GIVEN PROBLEM: All lines featuring the string "week" are to be listed.

EXTRACTED RECORDS:
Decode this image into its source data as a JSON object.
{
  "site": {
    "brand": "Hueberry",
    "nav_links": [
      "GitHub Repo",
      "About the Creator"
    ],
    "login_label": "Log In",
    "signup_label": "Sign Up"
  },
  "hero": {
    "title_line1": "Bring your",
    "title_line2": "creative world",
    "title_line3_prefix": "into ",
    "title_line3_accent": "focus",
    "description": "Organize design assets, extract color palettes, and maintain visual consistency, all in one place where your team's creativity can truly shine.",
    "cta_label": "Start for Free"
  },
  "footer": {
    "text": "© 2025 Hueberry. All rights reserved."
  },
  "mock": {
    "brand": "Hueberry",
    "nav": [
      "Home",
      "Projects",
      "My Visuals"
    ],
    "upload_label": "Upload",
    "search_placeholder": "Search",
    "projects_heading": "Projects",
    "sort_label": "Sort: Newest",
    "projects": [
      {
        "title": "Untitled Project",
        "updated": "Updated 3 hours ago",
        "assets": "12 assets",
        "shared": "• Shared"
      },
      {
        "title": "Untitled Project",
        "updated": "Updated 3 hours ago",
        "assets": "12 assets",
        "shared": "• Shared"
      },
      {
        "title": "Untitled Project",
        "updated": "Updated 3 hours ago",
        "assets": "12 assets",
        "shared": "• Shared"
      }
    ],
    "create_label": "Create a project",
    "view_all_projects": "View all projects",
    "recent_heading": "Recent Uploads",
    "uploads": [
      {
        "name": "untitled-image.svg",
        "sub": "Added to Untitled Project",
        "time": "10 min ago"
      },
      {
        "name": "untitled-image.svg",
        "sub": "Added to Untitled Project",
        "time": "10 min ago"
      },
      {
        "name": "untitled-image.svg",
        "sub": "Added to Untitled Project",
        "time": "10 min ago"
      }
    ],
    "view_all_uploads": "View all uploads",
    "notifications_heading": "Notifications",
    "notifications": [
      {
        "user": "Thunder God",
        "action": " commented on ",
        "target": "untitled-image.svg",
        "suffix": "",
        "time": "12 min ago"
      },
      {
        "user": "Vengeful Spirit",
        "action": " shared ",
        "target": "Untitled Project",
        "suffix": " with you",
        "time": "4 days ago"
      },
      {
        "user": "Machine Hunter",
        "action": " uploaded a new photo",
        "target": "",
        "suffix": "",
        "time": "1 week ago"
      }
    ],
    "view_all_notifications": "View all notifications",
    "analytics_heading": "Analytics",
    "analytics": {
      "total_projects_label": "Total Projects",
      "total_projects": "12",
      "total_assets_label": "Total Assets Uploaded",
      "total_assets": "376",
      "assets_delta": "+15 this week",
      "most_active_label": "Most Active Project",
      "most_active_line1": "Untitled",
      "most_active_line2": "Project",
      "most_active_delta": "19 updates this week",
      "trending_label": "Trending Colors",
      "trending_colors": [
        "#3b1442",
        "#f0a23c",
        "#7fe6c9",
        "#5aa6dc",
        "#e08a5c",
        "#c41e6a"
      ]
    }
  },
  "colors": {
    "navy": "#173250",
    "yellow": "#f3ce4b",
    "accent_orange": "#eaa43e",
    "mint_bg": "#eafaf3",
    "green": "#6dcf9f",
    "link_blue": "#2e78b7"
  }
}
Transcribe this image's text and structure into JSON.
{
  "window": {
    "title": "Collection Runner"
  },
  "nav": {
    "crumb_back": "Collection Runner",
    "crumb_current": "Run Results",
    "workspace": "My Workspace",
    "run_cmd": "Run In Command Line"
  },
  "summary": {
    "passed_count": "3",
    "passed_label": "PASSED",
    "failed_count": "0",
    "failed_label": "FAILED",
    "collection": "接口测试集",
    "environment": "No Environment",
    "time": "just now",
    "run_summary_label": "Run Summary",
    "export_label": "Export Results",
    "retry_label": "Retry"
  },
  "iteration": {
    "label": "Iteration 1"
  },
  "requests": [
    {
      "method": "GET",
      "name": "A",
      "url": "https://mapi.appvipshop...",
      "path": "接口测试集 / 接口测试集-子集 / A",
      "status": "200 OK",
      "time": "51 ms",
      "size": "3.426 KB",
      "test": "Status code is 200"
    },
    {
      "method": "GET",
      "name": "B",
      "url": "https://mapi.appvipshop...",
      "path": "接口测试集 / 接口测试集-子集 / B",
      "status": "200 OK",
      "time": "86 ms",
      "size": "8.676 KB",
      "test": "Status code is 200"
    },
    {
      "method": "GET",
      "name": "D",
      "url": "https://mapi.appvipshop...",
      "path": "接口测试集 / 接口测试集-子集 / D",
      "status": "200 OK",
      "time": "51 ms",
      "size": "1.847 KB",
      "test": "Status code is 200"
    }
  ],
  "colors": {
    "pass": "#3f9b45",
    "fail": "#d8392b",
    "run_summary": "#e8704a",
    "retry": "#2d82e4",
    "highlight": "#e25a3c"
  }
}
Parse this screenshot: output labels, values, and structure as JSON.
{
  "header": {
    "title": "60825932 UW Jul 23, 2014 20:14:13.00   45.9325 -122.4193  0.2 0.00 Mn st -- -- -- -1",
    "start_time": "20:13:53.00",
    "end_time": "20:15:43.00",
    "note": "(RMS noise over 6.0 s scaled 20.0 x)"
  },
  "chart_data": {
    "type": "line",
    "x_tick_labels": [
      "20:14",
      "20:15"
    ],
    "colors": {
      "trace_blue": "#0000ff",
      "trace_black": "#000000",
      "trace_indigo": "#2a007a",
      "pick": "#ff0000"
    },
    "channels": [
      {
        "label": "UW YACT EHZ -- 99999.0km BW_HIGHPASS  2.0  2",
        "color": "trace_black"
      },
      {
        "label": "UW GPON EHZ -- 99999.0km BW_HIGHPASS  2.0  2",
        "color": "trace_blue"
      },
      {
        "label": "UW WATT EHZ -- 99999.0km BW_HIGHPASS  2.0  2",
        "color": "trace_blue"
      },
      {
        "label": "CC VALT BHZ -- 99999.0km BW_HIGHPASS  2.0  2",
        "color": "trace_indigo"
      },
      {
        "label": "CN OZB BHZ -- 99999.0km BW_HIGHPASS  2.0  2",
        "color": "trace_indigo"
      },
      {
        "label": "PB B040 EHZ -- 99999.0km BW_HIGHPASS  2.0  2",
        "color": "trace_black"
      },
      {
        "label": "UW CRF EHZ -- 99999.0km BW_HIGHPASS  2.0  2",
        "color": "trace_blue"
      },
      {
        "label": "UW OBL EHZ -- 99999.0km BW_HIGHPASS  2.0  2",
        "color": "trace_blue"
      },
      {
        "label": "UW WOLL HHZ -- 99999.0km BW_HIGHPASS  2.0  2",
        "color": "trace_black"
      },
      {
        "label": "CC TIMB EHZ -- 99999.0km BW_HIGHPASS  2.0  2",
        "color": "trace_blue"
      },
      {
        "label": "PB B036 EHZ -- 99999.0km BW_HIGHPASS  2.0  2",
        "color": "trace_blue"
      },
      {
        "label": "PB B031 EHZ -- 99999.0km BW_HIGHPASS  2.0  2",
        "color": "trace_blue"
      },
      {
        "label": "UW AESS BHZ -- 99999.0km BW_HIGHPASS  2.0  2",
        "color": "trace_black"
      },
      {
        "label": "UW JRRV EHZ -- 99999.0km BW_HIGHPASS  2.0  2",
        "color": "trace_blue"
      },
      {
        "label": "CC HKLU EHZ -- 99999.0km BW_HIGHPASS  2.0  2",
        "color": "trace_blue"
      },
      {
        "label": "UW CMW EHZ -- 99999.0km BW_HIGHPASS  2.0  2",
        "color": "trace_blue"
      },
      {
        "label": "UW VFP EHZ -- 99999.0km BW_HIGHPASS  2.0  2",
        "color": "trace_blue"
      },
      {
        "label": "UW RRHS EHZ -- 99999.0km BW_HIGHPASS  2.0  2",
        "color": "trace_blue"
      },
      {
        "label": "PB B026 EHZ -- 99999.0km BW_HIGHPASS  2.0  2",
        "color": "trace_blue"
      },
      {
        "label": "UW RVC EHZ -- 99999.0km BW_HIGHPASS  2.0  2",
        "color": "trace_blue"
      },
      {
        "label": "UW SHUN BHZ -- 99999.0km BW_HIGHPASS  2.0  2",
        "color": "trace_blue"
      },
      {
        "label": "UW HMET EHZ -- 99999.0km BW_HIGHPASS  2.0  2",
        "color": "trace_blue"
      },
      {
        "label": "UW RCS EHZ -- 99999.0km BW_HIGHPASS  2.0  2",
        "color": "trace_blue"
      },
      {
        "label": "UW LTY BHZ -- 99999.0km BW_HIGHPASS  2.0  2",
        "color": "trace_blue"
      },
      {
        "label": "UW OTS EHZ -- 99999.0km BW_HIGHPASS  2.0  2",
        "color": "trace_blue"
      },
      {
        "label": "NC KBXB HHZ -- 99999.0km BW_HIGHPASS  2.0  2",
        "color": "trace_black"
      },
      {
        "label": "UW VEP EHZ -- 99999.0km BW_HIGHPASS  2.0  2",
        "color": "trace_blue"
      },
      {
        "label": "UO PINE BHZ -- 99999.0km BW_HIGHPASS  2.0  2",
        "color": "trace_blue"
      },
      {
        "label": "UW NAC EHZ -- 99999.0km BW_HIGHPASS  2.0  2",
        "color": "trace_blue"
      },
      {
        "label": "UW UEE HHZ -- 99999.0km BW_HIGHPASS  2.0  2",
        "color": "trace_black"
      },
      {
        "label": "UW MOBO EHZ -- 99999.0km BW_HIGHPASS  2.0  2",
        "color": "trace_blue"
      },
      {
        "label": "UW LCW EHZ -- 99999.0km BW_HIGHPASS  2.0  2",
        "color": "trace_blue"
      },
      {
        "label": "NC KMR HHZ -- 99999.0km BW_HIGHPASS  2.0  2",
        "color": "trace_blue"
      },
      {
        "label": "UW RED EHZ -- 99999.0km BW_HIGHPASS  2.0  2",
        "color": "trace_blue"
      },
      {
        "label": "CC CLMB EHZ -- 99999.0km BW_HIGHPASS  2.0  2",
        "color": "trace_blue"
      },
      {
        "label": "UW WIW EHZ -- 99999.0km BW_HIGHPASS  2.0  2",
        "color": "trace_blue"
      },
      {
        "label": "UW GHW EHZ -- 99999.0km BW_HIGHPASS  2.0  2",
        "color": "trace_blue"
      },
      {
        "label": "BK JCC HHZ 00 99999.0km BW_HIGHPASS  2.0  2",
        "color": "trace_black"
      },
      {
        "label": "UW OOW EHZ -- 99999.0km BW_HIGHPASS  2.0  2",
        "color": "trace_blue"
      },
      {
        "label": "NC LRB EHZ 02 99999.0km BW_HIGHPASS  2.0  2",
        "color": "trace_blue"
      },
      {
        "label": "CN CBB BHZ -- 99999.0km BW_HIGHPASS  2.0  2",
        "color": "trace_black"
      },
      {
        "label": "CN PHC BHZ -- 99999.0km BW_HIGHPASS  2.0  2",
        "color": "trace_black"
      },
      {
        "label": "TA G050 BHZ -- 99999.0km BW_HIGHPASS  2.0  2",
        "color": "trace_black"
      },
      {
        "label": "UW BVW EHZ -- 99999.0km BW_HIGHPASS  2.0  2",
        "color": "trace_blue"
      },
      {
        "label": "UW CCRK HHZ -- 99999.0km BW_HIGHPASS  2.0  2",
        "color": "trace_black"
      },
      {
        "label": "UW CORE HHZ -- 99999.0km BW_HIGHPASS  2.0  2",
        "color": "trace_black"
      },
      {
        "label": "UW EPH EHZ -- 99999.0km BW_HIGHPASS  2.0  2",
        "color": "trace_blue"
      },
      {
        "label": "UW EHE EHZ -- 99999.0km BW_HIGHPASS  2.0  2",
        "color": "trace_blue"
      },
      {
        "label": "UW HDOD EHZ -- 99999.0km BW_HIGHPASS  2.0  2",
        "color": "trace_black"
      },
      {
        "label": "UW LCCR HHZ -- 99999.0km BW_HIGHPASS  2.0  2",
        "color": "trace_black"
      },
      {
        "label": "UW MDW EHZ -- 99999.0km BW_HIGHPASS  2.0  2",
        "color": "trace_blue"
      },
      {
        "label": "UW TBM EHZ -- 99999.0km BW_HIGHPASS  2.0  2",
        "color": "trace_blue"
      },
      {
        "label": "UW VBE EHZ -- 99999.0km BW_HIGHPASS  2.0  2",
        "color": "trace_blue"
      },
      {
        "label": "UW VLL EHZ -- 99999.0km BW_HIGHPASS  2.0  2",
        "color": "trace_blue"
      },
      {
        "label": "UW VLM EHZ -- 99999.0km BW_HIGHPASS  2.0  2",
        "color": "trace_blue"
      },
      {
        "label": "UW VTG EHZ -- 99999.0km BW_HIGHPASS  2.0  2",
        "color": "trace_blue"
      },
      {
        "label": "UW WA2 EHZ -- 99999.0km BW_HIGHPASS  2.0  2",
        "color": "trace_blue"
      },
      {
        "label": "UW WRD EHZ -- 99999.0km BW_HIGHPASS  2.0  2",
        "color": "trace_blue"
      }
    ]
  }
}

EXERCISE RESPONSE:
        "time": "1 week ago"
      "assets_delta": "+15 this week",
      "most_active_delta": "19 updates this week",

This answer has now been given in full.